* _Goal_: Every entry below must be repeated exactly; skip the pictures.

* _Data shown_:
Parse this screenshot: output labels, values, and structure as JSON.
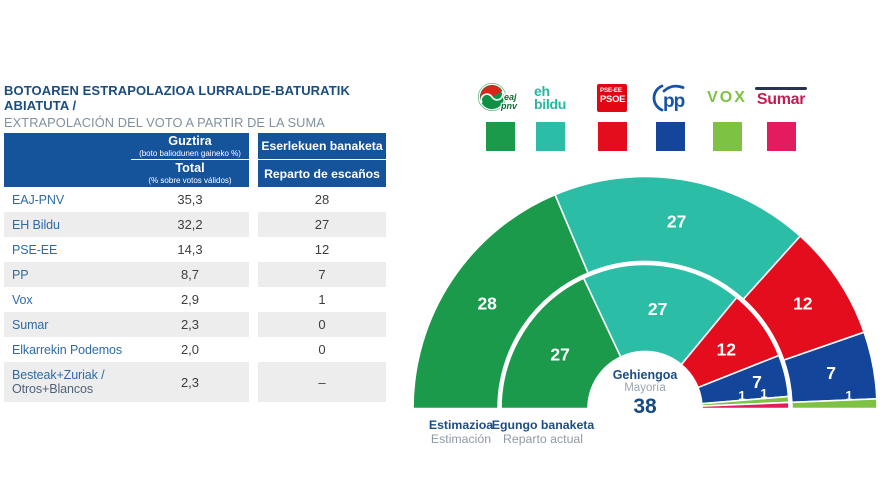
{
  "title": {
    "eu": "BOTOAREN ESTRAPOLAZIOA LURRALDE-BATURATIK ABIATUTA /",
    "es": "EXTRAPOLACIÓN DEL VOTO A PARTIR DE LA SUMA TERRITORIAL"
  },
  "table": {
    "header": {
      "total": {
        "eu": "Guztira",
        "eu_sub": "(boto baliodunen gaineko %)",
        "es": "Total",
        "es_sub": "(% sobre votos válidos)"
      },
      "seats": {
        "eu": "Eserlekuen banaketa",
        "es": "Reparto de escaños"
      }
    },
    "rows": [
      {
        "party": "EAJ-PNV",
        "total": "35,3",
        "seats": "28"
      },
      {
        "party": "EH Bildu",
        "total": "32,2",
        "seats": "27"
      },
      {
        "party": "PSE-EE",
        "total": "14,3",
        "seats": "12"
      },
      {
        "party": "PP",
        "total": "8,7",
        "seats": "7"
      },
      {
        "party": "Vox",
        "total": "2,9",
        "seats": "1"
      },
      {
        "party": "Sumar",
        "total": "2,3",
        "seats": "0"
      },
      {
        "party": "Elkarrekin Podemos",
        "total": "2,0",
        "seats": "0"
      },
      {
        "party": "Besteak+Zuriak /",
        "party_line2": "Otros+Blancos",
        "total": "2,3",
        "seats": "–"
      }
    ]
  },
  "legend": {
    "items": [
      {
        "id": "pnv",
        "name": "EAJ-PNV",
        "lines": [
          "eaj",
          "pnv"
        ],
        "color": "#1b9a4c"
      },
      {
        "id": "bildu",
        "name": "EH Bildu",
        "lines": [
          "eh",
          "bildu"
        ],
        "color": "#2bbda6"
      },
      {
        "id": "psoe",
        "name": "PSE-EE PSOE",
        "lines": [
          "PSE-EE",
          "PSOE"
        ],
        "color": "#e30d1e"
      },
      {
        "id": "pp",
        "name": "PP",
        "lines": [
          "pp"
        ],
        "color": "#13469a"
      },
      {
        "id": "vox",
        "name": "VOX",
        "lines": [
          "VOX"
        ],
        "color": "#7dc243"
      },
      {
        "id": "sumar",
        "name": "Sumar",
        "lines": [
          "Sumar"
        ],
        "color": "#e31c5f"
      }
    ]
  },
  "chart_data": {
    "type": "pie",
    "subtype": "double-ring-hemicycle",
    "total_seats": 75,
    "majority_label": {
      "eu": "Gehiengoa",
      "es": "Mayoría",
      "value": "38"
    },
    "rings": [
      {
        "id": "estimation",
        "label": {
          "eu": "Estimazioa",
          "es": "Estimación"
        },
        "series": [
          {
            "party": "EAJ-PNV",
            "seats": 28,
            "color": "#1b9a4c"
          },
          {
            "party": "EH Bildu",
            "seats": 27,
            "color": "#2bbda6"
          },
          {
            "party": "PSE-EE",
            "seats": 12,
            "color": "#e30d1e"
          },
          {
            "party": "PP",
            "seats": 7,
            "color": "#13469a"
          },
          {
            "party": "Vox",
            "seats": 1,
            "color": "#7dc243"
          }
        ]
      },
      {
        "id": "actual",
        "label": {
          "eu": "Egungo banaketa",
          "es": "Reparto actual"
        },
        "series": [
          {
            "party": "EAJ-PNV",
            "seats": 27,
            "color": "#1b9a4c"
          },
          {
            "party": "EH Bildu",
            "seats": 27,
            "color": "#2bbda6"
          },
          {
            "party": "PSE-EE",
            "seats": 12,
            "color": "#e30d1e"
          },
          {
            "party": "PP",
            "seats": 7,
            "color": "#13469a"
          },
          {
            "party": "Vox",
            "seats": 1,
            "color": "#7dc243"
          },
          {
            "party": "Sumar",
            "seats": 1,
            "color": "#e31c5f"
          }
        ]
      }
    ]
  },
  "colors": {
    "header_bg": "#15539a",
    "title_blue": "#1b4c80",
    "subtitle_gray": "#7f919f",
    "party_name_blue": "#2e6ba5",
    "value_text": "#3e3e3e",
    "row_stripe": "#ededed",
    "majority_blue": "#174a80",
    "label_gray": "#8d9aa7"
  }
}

* _Output below_:
Parse this screenshot: output labels, values, and structure as JSON.
{
  "title": {
    "eu": "BOTOAREN ESTRAPOLAZIOA LURRALDE-BATURATIK ABIATUTA /",
    "es": "EXTRAPOLACIÓN DEL VOTO A PARTIR DE LA SUMA TERRITORIAL"
  },
  "table": {
    "header": {
      "total": {
        "eu": "Guztira",
        "eu_sub": "(boto baliodunen gaineko %)",
        "es": "Total",
        "es_sub": "(% sobre votos válidos)"
      },
      "seats": {
        "eu": "Eserlekuen banaketa",
        "es": "Reparto de escaños"
      }
    },
    "rows": [
      {
        "party": "EAJ-PNV",
        "total": "35,3",
        "seats": "28"
      },
      {
        "party": "EH Bildu",
        "total": "32,2",
        "seats": "27"
      },
      {
        "party": "PSE-EE",
        "total": "14,3",
        "seats": "12"
      },
      {
        "party": "PP",
        "total": "8,7",
        "seats": "7"
      },
      {
        "party": "Vox",
        "total": "2,9",
        "seats": "1"
      },
      {
        "party": "Sumar",
        "total": "2,3",
        "seats": "0"
      },
      {
        "party": "Elkarrekin Podemos",
        "total": "2,0",
        "seats": "0"
      },
      {
        "party": "Besteak+Zuriak /",
        "party_line2": "Otros+Blancos",
        "total": "2,3",
        "seats": "–"
      }
    ]
  },
  "legend": {
    "items": [
      {
        "id": "pnv",
        "name": "EAJ-PNV",
        "lines": [
          "eaj",
          "pnv"
        ],
        "color": "#1b9a4c"
      },
      {
        "id": "bildu",
        "name": "EH Bildu",
        "lines": [
          "eh",
          "bildu"
        ],
        "color": "#2bbda6"
      },
      {
        "id": "psoe",
        "name": "PSE-EE PSOE",
        "lines": [
          "PSE-EE",
          "PSOE"
        ],
        "color": "#e30d1e"
      },
      {
        "id": "pp",
        "name": "PP",
        "lines": [
          "pp"
        ],
        "color": "#13469a"
      },
      {
        "id": "vox",
        "name": "VOX",
        "lines": [
          "VOX"
        ],
        "color": "#7dc243"
      },
      {
        "id": "sumar",
        "name": "Sumar",
        "lines": [
          "Sumar"
        ],
        "color": "#e31c5f"
      }
    ]
  },
  "chart_data": {
    "type": "pie",
    "subtype": "double-ring-hemicycle",
    "total_seats": 75,
    "majority_label": {
      "eu": "Gehiengoa",
      "es": "Mayoría",
      "value": "38"
    },
    "rings": [
      {
        "id": "estimation",
        "label": {
          "eu": "Estimazioa",
          "es": "Estimación"
        },
        "series": [
          {
            "party": "EAJ-PNV",
            "seats": 28,
            "color": "#1b9a4c"
          },
          {
            "party": "EH Bildu",
            "seats": 27,
            "color": "#2bbda6"
          },
          {
            "party": "PSE-EE",
            "seats": 12,
            "color": "#e30d1e"
          },
          {
            "party": "PP",
            "seats": 7,
            "color": "#13469a"
          },
          {
            "party": "Vox",
            "seats": 1,
            "color": "#7dc243"
          }
        ]
      },
      {
        "id": "actual",
        "label": {
          "eu": "Egungo banaketa",
          "es": "Reparto actual"
        },
        "series": [
          {
            "party": "EAJ-PNV",
            "seats": 27,
            "color": "#1b9a4c"
          },
          {
            "party": "EH Bildu",
            "seats": 27,
            "color": "#2bbda6"
          },
          {
            "party": "PSE-EE",
            "seats": 12,
            "color": "#e30d1e"
          },
          {
            "party": "PP",
            "seats": 7,
            "color": "#13469a"
          },
          {
            "party": "Vox",
            "seats": 1,
            "color": "#7dc243"
          },
          {
            "party": "Sumar",
            "seats": 1,
            "color": "#e31c5f"
          }
        ]
      }
    ]
  },
  "colors": {
    "header_bg": "#15539a",
    "title_blue": "#1b4c80",
    "subtitle_gray": "#7f919f",
    "party_name_blue": "#2e6ba5",
    "value_text": "#3e3e3e",
    "row_stripe": "#ededed",
    "majority_blue": "#174a80",
    "label_gray": "#8d9aa7"
  }
}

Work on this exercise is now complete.